## What to produce
All entries must be extracted exactly, with nothing added or dropped.

====

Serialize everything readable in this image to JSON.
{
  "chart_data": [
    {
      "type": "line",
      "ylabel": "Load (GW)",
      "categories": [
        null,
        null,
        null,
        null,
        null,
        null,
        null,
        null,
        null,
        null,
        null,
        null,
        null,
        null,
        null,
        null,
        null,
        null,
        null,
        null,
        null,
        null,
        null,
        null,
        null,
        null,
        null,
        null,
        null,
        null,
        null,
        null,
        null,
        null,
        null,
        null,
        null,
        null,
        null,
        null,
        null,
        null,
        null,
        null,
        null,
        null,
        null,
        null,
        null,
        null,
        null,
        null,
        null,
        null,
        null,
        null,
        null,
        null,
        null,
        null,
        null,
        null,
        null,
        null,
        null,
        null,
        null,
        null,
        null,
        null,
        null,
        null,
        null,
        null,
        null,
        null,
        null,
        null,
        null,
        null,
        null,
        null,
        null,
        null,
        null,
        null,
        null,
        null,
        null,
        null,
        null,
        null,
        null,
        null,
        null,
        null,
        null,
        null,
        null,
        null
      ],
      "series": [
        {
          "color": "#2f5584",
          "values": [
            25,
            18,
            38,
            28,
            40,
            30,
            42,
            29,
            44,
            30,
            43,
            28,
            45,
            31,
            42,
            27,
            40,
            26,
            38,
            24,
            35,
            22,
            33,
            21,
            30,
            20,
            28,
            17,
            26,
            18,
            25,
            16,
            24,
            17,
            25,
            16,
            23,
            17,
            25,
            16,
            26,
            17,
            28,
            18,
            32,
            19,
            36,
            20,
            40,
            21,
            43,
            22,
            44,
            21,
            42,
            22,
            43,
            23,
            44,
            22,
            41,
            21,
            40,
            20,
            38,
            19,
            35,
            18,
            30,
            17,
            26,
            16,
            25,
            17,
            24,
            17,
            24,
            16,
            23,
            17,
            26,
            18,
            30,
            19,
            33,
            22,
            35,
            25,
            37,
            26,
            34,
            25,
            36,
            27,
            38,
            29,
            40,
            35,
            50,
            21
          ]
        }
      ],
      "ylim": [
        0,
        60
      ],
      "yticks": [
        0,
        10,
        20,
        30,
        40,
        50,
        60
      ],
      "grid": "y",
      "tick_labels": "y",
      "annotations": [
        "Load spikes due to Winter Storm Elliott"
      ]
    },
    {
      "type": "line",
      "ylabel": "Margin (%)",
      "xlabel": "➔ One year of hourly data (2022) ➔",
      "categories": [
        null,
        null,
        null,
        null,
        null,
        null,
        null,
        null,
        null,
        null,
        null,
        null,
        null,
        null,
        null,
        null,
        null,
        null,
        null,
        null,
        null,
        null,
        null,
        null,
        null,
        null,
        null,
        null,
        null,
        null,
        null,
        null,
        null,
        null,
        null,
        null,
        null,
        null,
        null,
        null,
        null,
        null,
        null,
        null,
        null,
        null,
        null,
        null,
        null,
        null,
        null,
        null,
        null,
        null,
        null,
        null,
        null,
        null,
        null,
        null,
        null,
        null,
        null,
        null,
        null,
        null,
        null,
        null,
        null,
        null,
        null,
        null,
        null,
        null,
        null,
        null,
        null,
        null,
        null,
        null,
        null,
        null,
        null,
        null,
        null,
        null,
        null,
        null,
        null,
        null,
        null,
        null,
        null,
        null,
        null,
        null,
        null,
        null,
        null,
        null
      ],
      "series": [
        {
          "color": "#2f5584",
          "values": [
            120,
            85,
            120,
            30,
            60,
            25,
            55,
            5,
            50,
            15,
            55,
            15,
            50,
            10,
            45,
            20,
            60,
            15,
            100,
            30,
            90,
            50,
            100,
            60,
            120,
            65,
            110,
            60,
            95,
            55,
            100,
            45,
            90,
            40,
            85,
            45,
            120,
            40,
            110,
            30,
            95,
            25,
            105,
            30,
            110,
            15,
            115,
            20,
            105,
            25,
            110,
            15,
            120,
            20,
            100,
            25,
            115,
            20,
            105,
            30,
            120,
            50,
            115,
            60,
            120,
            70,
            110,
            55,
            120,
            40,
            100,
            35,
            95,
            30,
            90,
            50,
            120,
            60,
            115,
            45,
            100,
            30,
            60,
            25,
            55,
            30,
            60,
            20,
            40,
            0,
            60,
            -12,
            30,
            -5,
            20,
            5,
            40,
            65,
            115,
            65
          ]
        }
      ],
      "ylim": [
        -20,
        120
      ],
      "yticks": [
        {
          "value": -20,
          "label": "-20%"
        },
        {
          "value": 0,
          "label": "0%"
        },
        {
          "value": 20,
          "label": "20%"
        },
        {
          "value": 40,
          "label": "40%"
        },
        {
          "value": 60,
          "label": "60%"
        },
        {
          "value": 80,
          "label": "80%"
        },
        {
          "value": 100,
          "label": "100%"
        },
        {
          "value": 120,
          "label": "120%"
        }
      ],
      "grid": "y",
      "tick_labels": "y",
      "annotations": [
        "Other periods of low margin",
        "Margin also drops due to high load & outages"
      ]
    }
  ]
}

====

## Solved problem
Serialize everything readable in this image to JSON.
{
  "chart_data": [
    {
      "type": "line",
      "ylabel": "Load (GW)",
      "categories": [
        null,
        null,
        null,
        null,
        null,
        null,
        null,
        null,
        null,
        null,
        null,
        null,
        null,
        null,
        null,
        null,
        null,
        null,
        null,
        null,
        null,
        null,
        null,
        null,
        null,
        null,
        null,
        null,
        null,
        null,
        null,
        null,
        null,
        null,
        null,
        null,
        null,
        null,
        null,
        null,
        null,
        null,
        null,
        null,
        null,
        null,
        null,
        null,
        null,
        null,
        null,
        null,
        null,
        null,
        null,
        null,
        null,
        null,
        null,
        null,
        null,
        null,
        null,
        null,
        null,
        null,
        null,
        null,
        null,
        null,
        null,
        null,
        null,
        null,
        null,
        null,
        null,
        null,
        null,
        null,
        null,
        null,
        null,
        null,
        null,
        null,
        null,
        null,
        null,
        null,
        null,
        null,
        null,
        null,
        null,
        null,
        null,
        null,
        null,
        null
      ],
      "series": [
        {
          "color": "#2f5584",
          "values": [
            25,
            18,
            38,
            28,
            40,
            30,
            42,
            29,
            44,
            30,
            43,
            28,
            45,
            31,
            42,
            27,
            40,
            26,
            38,
            24,
            35,
            22,
            33,
            21,
            30,
            20,
            28,
            17,
            26,
            18,
            25,
            16,
            24,
            17,
            25,
            16,
            23,
            17,
            25,
            16,
            26,
            17,
            28,
            18,
            32,
            19,
            36,
            20,
            40,
            21,
            43,
            22,
            44,
            21,
            42,
            22,
            43,
            23,
            44,
            22,
            41,
            21,
            40,
            20,
            38,
            19,
            35,
            18,
            30,
            17,
            26,
            16,
            25,
            17,
            24,
            17,
            24,
            16,
            23,
            17,
            26,
            18,
            30,
            19,
            33,
            22,
            35,
            25,
            37,
            26,
            34,
            25,
            36,
            27,
            38,
            29,
            40,
            35,
            50,
            21
          ]
        }
      ],
      "ylim": [
        0,
        60
      ],
      "yticks": [
        0,
        10,
        20,
        30,
        40,
        50,
        60
      ],
      "grid": "y",
      "tick_labels": "y",
      "annotations": [
        "Load spikes due to Winter Storm Elliott"
      ]
    },
    {
      "type": "line",
      "ylabel": "Margin (%)",
      "xlabel": "➔ One year of hourly data (2022) ➔",
      "categories": [
        null,
        null,
        null,
        null,
        null,
        null,
        null,
        null,
        null,
        null,
        null,
        null,
        null,
        null,
        null,
        null,
        null,
        null,
        null,
        null,
        null,
        null,
        null,
        null,
        null,
        null,
        null,
        null,
        null,
        null,
        null,
        null,
        null,
        null,
        null,
        null,
        null,
        null,
        null,
        null,
        null,
        null,
        null,
        null,
        null,
        null,
        null,
        null,
        null,
        null,
        null,
        null,
        null,
        null,
        null,
        null,
        null,
        null,
        null,
        null,
        null,
        null,
        null,
        null,
        null,
        null,
        null,
        null,
        null,
        null,
        null,
        null,
        null,
        null,
        null,
        null,
        null,
        null,
        null,
        null,
        null,
        null,
        null,
        null,
        null,
        null,
        null,
        null,
        null,
        null,
        null,
        null,
        null,
        null,
        null,
        null,
        null,
        null,
        null,
        null
      ],
      "series": [
        {
          "color": "#2f5584",
          "values": [
            120,
            85,
            120,
            30,
            60,
            25,
            55,
            5,
            50,
            15,
            55,
            15,
            50,
            10,
            45,
            20,
            60,
            15,
            100,
            30,
            90,
            50,
            100,
            60,
            120,
            65,
            110,
            60,
            95,
            55,
            100,
            45,
            90,
            40,
            85,
            45,
            120,
            40,
            110,
            30,
            95,
            25,
            105,
            30,
            110,
            15,
            115,
            20,
            105,
            25,
            110,
            15,
            120,
            20,
            100,
            25,
            115,
            20,
            105,
            30,
            120,
            50,
            115,
            60,
            120,
            70,
            110,
            55,
            120,
            40,
            100,
            35,
            95,
            30,
            90,
            50,
            120,
            60,
            115,
            45,
            100,
            30,
            60,
            25,
            55,
            30,
            60,
            20,
            40,
            0,
            60,
            -12,
            30,
            -5,
            20,
            5,
            40,
            65,
            115,
            65
          ]
        }
      ],
      "ylim": [
        -20,
        120
      ],
      "yticks": [
        {
          "value": -20,
          "label": "-20%"
        },
        {
          "value": 0,
          "label": "0%"
        },
        {
          "value": 20,
          "label": "20%"
        },
        {
          "value": 40,
          "label": "40%"
        },
        {
          "value": 60,
          "label": "60%"
        },
        {
          "value": 80,
          "label": "80%"
        },
        {
          "value": 100,
          "label": "100%"
        },
        {
          "value": 120,
          "label": "120%"
        }
      ],
      "grid": "y",
      "tick_labels": "y",
      "annotations": [
        "Other periods of low margin",
        "Margin also drops due to high load & outages"
      ]
    }
  ]
}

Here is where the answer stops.